What you are asked to do → Copy every entry exactly as given, minus the images.

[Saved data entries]
---

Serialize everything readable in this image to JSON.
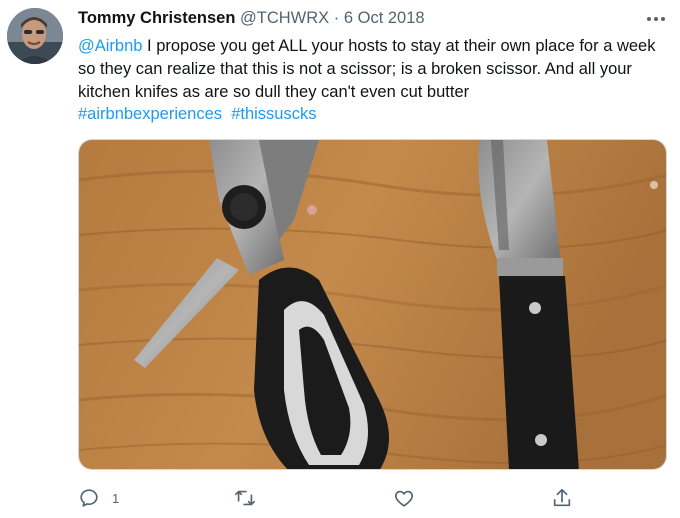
{
  "tweet": {
    "author_name": "Tommy Christensen",
    "handle": "@TCHWRX",
    "separator": "·",
    "date": "6 Oct 2018",
    "text": {
      "mention": "@Airbnb",
      "body": " I propose you get ALL your hosts to stay at their own place for a week so they can realize that this is not a scissor; is a broken scissor. And all your kitchen knifes as are so dull they can't even cut butter",
      "hashtags": [
        "#airbnbexperiences",
        "#thissuscks"
      ]
    },
    "media": {
      "description_icon": "photo-of-broken-scissor-and-knife"
    },
    "actions": {
      "reply_count": "1",
      "retweet_count": "",
      "like_count": ""
    }
  },
  "icons": {
    "more": "more-icon",
    "reply": "reply-icon",
    "retweet": "retweet-icon",
    "like": "heart-icon",
    "share": "share-icon"
  },
  "colors": {
    "link": "#1d9bf0",
    "secondary_text": "#536471",
    "primary_text": "#0f1419"
  }
}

---

Correct result →
Serialize everything readable in this image to JSON.
{
  "tweet": {
    "author_name": "Tommy Christensen",
    "handle": "@TCHWRX",
    "separator": "·",
    "date": "6 Oct 2018",
    "text": {
      "mention": "@Airbnb",
      "body": " I propose you get ALL your hosts to stay at their own place for a week so they can realize that this is not a scissor; is a broken scissor. And all your kitchen knifes as are so dull they can't even cut butter",
      "hashtags": [
        "#airbnbexperiences",
        "#thissuscks"
      ]
    },
    "media": {
      "description_icon": "photo-of-broken-scissor-and-knife"
    },
    "actions": {
      "reply_count": "1",
      "retweet_count": "",
      "like_count": ""
    }
  },
  "icons": {
    "more": "more-icon",
    "reply": "reply-icon",
    "retweet": "retweet-icon",
    "like": "heart-icon",
    "share": "share-icon"
  },
  "colors": {
    "link": "#1d9bf0",
    "secondary_text": "#536471",
    "primary_text": "#0f1419"
  }
}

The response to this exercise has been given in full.